Do this.
Using the data below, determine the number of lines that include the string "військовослужбовців". Write only that number.

Provided information.
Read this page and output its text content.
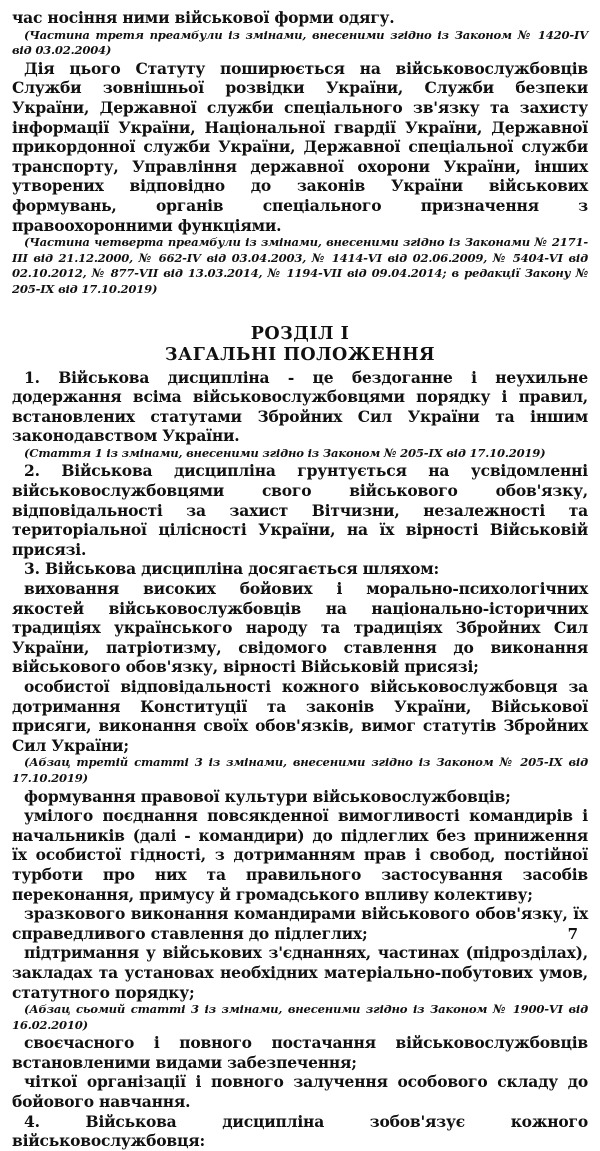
час носіння ними військової форми одягу.

(Частина третя преамбули із змінами, внесеними згідно із Законом № 1420-IV від 03.02.2004)

Дія цього Статуту поширюється на військовослужбовців Служби зовнішньої розвідки України, Служби безпеки України, Державної служби спеціального зв'язку та захисту інформації України, Національної гвардії України, Державної прикордонної служби України, Державної спеціальної служби транспорту, Управління державної охорони України, інших утворених відповідно до законів України військових формувань, органів спеціального призначення з правоохоронними функціями.

(Частина четверта преамбули із змінами, внесеними згідно із Законами № 2171-III від 21.12.2000, № 662-IV від 03.04.2003, № 1414-VI від 02.06.2009, № 5404-VI від 02.10.2012, № 877-VII від 13.03.2014, № 1194-VII від 09.04.2014; в редакції Закону № 205-IX від 17.10.2019)

РОЗДІЛ І

ЗАГАЛЬНІ ПОЛОЖЕННЯ

1. Військова дисципліна - це бездоганне і неухильне додержання всіма військовослужбовцями порядку і правил, встановлених статутами Збройних Сил України та іншим законодавством України.

(Стаття 1 із змінами, внесеними згідно із Законом № 205-IX від 17.10.2019)

2. Військова дисципліна грунтується на усвідомленні військовослужбовцями свого військового обов'язку, відповідальності за захист Вітчизни, незалежності та територіальної цілісності України, на їх вірності Військовій присязі.

3. Військова дисципліна досягається шляхом:

виховання високих бойових і морально-психологічних якостей військовослужбовців на національно-історичних традиціях українського народу та традиціях Збройних Сил України, патріотизму, свідомого ставлення до виконання військового обов'язку, вірності Військовій присязі;

особистої відповідальності кожного військовослужбовця за дотримання Конституції та законів України, Військової присяги, виконання своїх обов'язків, вимог статутів Збройних Сил України;

(Абзац третій статті 3 із змінами, внесеними згідно із Законом № 205-IX від 17.10.2019)

формування правової культури військовослужбовців;

умілого поєднання повсякденної вимогливості командирів і начальників (далі - командири) до підлеглих без приниження їх особистої гідності, з дотриманням прав і свобод, постійної турботи про них та правильного застосування засобів переконання, примусу й громадського впливу колективу;

зразкового виконання командирами військового обов'язку, їх справедливого ставлення до підлеглих;

підтримання у військових з'єднаннях, частинах (підрозділах), закладах та установах необхідних матеріально-побутових умов, статутного порядку;

(Абзац сьомий статті 3 із змінами, внесеними згідно із Законом № 1900-VI від 16.02.2010)

своєчасного і повного постачання військовослужбовців встановленими видами забезпечення;

чіткої організації і повного залучення особового складу до бойового навчання.

4. Військова дисципліна зобов'язує кожного військовослужбовця:

7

Result below.
4